What is required
Quote every line of the records below verbatim, changing no word, number, or mark of punctuation.
__________________________________________________
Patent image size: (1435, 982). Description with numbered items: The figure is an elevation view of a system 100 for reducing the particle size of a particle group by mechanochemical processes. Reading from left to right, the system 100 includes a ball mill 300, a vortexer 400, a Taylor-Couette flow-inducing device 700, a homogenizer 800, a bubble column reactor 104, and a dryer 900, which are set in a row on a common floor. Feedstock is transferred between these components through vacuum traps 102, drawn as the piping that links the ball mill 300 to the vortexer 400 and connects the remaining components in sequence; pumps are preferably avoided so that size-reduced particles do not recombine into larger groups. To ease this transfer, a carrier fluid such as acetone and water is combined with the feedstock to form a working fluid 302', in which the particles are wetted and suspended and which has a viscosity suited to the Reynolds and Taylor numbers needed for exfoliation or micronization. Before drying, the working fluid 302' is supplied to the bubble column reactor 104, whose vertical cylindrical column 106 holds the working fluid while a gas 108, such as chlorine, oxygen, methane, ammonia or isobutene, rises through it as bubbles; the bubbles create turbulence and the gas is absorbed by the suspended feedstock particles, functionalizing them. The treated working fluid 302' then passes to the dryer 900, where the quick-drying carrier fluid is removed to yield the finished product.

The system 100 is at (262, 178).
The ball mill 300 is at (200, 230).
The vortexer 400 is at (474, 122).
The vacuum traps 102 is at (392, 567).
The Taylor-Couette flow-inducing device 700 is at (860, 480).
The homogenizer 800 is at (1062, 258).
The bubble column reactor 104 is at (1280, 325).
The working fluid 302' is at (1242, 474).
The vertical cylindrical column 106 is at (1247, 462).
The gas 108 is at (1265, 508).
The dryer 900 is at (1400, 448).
__________________________________________________
Task response
Patent image size: (1435, 982). Description with numbered items: The figure is an elevation view of a system 100 for reducing the particle size of a particle group by mechanochemical processes. Reading from left to right, the system 100 includes a ball mill 300, a vortexer 400, a Taylor-Couette flow-inducing device 700, a homogenizer 800, a bubble column reactor 104, and a dryer 900, which are set in a row on a common floor. Feedstock is transferred between these components through vacuum traps 102, drawn as the piping that links the ball mill 300 to the vortexer 400 and connects the remaining components in sequence; pumps are preferably avoided so that size-reduced particles do not recombine into larger groups. To ease this transfer, a carrier fluid such as acetone and water is combined with the feedstock to form a working fluid 302', in which the particles are wetted and suspended and which has a viscosity suited to the Reynolds and Taylor numbers needed for exfoliation or micronization. Before drying, the working fluid 302' is supplied to the bubble column reactor 104, whose vertical cylindrical column 106 holds the working fluid while a gas 108, such as chlorine, oxygen, methane, ammonia or isobutene, rises through it as bubbles; the bubbles create turbulence and the gas is absorbed by the suspended feedstock particles, functionalizing them. The treated working fluid 302' then passes to the dryer 900, where the quick-drying carrier fluid is removed to yield the finished product.

The system 100 is at (262, 178).
The ball mill 300 is at (200, 230).
The vortexer 400 is at (474, 122).
The vacuum traps 102 is at (392, 567).
The Taylor-Couette flow-inducing device 700 is at (860, 480).
The homogenizer 800 is at (1062, 258).
The bubble column reactor 104 is at (1280, 325).
The working fluid 302' is at (1242, 474).
The vertical cylindrical column 106 is at (1247, 462).
The gas 108 is at (1265, 508).
The dryer 900 is at (1400, 448).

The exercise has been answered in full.